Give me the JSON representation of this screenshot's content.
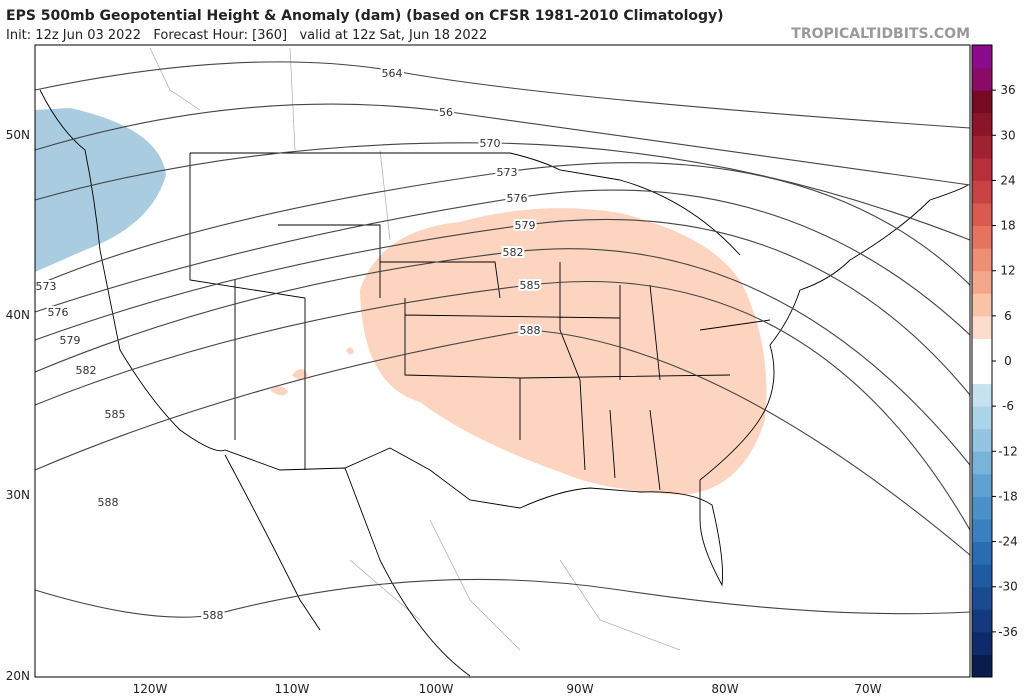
{
  "header": {
    "title": "EPS 500mb Geopotential Height & Anomaly (dam) (based on CFSR 1981-2010 Climatology)",
    "subtitle": "Init: 12z Jun 03 2022   Forecast Hour: [360]   valid at 12z Sat, Jun 18 2022",
    "watermark": "TROPICALTIDBITS.COM"
  },
  "map": {
    "lat_labels": [
      "50N",
      "40N",
      "30N",
      "20N"
    ],
    "lon_labels": [
      "120W",
      "110W",
      "100W",
      "90W",
      "80W",
      "70W"
    ],
    "contour_labels": [
      "564",
      "56",
      "570",
      "573",
      "576",
      "579",
      "582",
      "585",
      "588",
      "573",
      "576",
      "579",
      "582",
      "585",
      "588",
      "588"
    ]
  },
  "colorbar": {
    "ticks": [
      36,
      30,
      24,
      18,
      12,
      6,
      0,
      -6,
      -12,
      -18,
      -24,
      -30,
      -36
    ],
    "lim": [
      -42,
      42
    ],
    "colors": [
      "#0a1b4d",
      "#0f2a6b",
      "#13397f",
      "#194a92",
      "#1f5aa3",
      "#2a6cb2",
      "#3a7fbf",
      "#4b90c8",
      "#5fa1d0",
      "#78b3da",
      "#93c4e2",
      "#abd3e9",
      "#c6e1ef",
      "#ffffff",
      "#ffffff",
      "#fcdccb",
      "#f9c3a8",
      "#f4a88b",
      "#ee8f73",
      "#e5745f",
      "#d85b4f",
      "#c84343",
      "#b5303a",
      "#a02130",
      "#8a1428",
      "#760a22",
      "#8a0a6a",
      "#8c0a8c"
    ]
  }
}
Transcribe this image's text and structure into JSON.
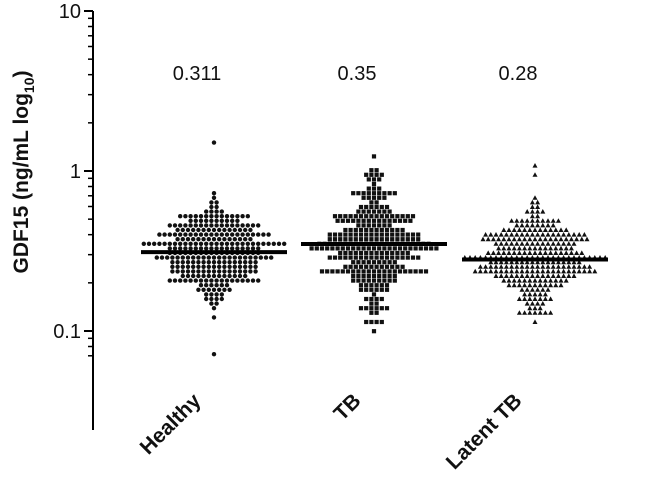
{
  "chart_data": {
    "type": "scatter",
    "title": "",
    "ylabel_main": "GDF15 (ng/mL log",
    "ylabel_sub": "10",
    "ylabel_close": ")",
    "xlabel": "",
    "yscale": "log",
    "ylim": [
      0.06,
      10
    ],
    "yticks": [
      {
        "value": 0.1,
        "label": "0.1"
      },
      {
        "value": 1,
        "label": "1"
      },
      {
        "value": 10,
        "label": "10"
      }
    ],
    "grid": false,
    "legend": "none",
    "colors": {
      "points": "#111111",
      "median": "#000000",
      "axis": "#000000"
    },
    "groups": [
      {
        "category": "Healthy",
        "marker": "circle",
        "median": 0.311,
        "median_label": "0.311",
        "n": 300,
        "min": 0.07,
        "max": 1.55,
        "q1": 0.25,
        "q3": 0.39
      },
      {
        "category": "TB",
        "marker": "square",
        "median": 0.35,
        "median_label": "0.35",
        "n": 300,
        "min": 0.1,
        "max": 1.2,
        "q1": 0.26,
        "q3": 0.47
      },
      {
        "category": "Latent TB",
        "marker": "triangle",
        "median": 0.28,
        "median_label": "0.28",
        "n": 300,
        "min": 0.115,
        "max": 1.1,
        "q1": 0.22,
        "q3": 0.36
      }
    ]
  }
}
##########
_Your task_:
Take every line from the data above that holds "category" and copy it out.

_Answer for this exercise_:
        "category": "Healthy",
        "category": "TB",
        "category": "Latent TB",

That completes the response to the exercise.